##### TASK MATERIAL #####

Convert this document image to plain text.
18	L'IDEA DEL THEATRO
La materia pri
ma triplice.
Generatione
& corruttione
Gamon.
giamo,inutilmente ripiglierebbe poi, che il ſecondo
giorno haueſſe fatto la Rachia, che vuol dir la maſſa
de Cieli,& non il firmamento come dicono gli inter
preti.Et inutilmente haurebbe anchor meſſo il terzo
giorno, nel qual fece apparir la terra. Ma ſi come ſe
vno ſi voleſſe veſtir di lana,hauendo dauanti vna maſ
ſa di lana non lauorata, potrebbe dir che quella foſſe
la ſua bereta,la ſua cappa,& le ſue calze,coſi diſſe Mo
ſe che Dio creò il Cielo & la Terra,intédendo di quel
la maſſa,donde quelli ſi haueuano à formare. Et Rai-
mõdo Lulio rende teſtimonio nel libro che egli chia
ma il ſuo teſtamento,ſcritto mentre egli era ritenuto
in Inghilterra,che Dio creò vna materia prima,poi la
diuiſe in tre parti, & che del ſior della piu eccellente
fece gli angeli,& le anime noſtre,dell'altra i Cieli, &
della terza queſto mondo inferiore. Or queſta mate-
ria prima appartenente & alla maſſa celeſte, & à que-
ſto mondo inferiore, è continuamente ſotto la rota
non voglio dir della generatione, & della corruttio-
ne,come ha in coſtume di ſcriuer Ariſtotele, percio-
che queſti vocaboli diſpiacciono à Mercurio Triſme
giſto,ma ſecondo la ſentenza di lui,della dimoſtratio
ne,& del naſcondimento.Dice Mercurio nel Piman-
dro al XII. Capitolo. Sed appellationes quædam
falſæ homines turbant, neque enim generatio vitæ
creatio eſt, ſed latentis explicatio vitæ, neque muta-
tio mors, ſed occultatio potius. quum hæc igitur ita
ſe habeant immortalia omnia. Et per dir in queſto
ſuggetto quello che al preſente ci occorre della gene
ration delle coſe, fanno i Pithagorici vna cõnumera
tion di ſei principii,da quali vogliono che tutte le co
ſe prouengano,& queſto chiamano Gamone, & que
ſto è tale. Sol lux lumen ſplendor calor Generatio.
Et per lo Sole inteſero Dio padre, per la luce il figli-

#####

▸ PROBLEM TO WORK ON
Show all lines from the listing above in which "Cieli" appears.

▸ RESPONSE
de Cieli,& non il firmamento come dicono gli inter
fece gli angeli,& le anime noſtre,dell'altra i Cieli, &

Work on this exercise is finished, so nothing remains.